** begin **

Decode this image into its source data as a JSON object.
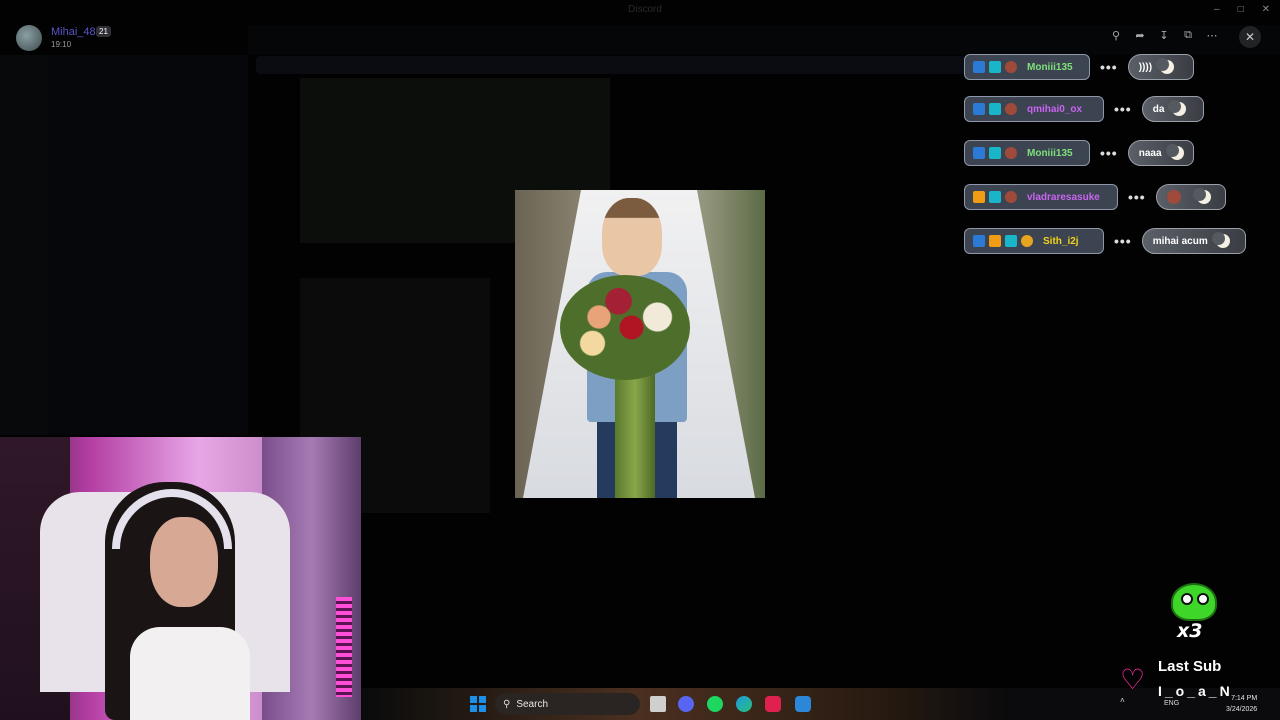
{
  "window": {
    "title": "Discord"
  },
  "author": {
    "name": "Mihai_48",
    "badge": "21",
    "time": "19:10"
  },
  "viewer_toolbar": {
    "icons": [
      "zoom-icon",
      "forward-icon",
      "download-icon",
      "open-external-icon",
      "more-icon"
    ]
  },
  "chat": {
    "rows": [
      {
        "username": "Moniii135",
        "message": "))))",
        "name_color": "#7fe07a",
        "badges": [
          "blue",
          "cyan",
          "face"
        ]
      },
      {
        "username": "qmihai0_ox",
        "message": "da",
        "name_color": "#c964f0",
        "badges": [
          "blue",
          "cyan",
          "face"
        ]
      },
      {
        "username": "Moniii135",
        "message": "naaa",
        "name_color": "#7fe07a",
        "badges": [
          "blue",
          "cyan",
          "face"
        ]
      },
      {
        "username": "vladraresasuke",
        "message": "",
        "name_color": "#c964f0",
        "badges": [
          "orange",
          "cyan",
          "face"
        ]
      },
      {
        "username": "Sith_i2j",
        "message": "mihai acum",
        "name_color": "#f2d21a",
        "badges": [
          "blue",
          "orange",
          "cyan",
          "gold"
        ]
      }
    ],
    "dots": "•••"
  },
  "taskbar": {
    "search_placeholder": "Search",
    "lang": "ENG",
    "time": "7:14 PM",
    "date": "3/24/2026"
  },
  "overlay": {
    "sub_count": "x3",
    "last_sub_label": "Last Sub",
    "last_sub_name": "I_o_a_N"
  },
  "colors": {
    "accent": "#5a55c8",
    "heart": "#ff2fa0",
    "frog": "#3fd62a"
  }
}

** end **
** begin **

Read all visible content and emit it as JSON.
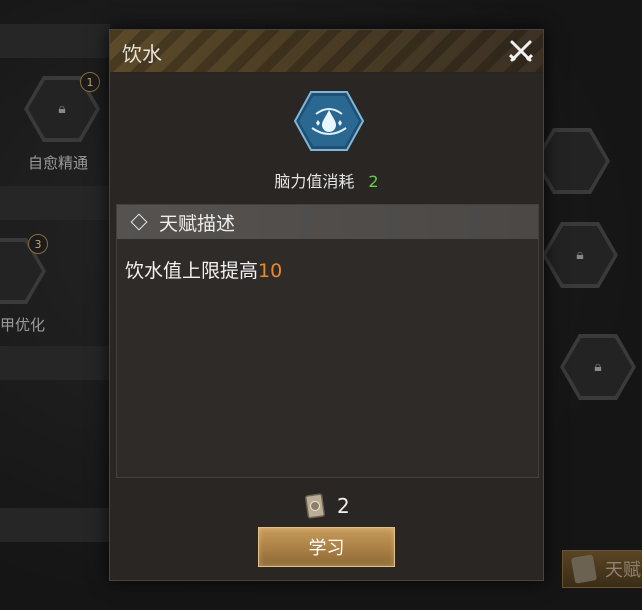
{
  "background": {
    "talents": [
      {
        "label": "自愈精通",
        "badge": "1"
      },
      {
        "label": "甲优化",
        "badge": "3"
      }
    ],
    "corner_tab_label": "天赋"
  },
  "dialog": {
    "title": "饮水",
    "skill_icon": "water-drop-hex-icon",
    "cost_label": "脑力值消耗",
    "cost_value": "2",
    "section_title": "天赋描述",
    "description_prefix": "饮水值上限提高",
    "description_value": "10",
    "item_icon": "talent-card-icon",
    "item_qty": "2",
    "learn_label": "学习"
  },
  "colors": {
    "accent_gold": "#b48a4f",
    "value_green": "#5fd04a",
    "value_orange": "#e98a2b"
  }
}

** end **
** begin **

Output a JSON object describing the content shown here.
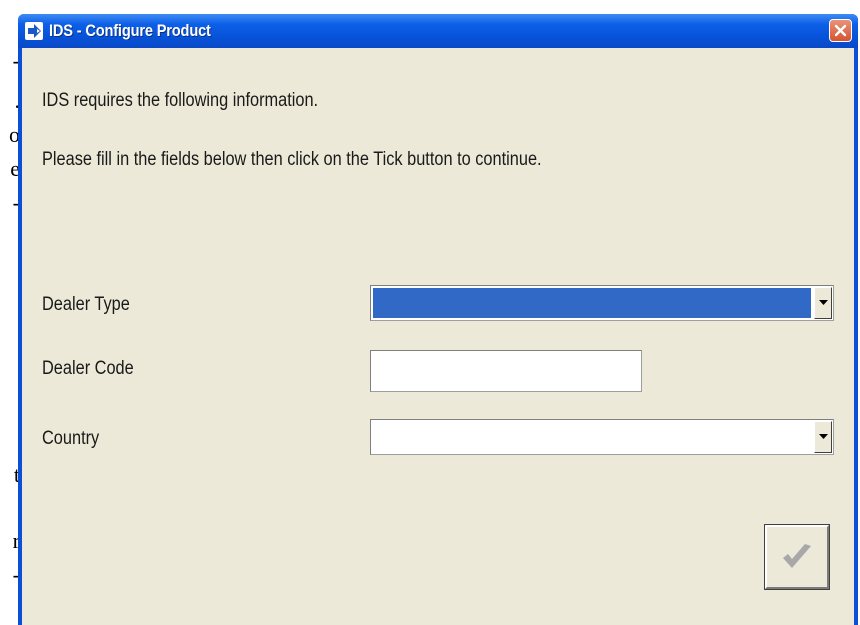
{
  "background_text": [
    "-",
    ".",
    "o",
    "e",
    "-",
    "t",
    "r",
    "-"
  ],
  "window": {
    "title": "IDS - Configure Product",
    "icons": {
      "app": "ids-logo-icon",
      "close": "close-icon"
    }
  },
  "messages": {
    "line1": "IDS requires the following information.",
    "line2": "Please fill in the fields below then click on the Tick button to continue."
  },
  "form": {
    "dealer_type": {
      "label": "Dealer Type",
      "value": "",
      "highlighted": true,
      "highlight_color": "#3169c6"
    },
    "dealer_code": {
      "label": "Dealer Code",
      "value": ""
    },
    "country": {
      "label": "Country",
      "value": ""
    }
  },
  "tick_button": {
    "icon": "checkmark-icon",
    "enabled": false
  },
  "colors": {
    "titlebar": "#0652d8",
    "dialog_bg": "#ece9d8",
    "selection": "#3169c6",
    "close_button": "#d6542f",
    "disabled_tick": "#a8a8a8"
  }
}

** end **

- [What you should do] Write only the number of lines that include "JSON".

- [Task result] 3